AIM OF THE EXERCISE:
Identify and pull out each line of the entries in which "themselves" occurs.

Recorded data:
-------------------------

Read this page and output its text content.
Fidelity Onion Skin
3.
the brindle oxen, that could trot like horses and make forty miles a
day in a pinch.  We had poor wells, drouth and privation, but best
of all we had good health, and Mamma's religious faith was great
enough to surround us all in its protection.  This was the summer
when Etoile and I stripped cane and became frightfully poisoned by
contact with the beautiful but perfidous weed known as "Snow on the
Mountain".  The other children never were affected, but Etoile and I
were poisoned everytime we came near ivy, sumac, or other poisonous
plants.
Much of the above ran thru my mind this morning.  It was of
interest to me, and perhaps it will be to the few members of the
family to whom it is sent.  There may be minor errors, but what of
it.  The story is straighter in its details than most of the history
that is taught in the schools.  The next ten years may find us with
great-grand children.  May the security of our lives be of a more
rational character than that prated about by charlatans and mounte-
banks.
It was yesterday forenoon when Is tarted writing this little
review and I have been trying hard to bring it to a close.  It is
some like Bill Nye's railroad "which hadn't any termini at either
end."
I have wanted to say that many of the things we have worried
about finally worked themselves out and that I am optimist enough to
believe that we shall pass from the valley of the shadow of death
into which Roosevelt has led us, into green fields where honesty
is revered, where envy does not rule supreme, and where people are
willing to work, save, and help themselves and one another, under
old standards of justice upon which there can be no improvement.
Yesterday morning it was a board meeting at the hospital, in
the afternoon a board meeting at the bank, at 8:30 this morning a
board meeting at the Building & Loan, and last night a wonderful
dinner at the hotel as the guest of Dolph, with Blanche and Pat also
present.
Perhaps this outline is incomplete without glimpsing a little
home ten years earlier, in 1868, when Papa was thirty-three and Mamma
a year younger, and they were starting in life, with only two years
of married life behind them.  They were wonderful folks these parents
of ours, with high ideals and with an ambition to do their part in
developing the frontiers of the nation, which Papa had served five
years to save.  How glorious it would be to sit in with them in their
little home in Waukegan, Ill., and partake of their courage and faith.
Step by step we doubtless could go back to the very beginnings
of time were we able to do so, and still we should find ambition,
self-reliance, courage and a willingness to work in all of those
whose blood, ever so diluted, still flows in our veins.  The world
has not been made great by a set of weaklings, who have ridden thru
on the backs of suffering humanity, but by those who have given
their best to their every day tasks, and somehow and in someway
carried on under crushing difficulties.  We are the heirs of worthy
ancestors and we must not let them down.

-------------------------

FINAL ANSWER:
about finally worked themselves out and that I am optimist enough to
willing to work, save, and help themselves and one another, under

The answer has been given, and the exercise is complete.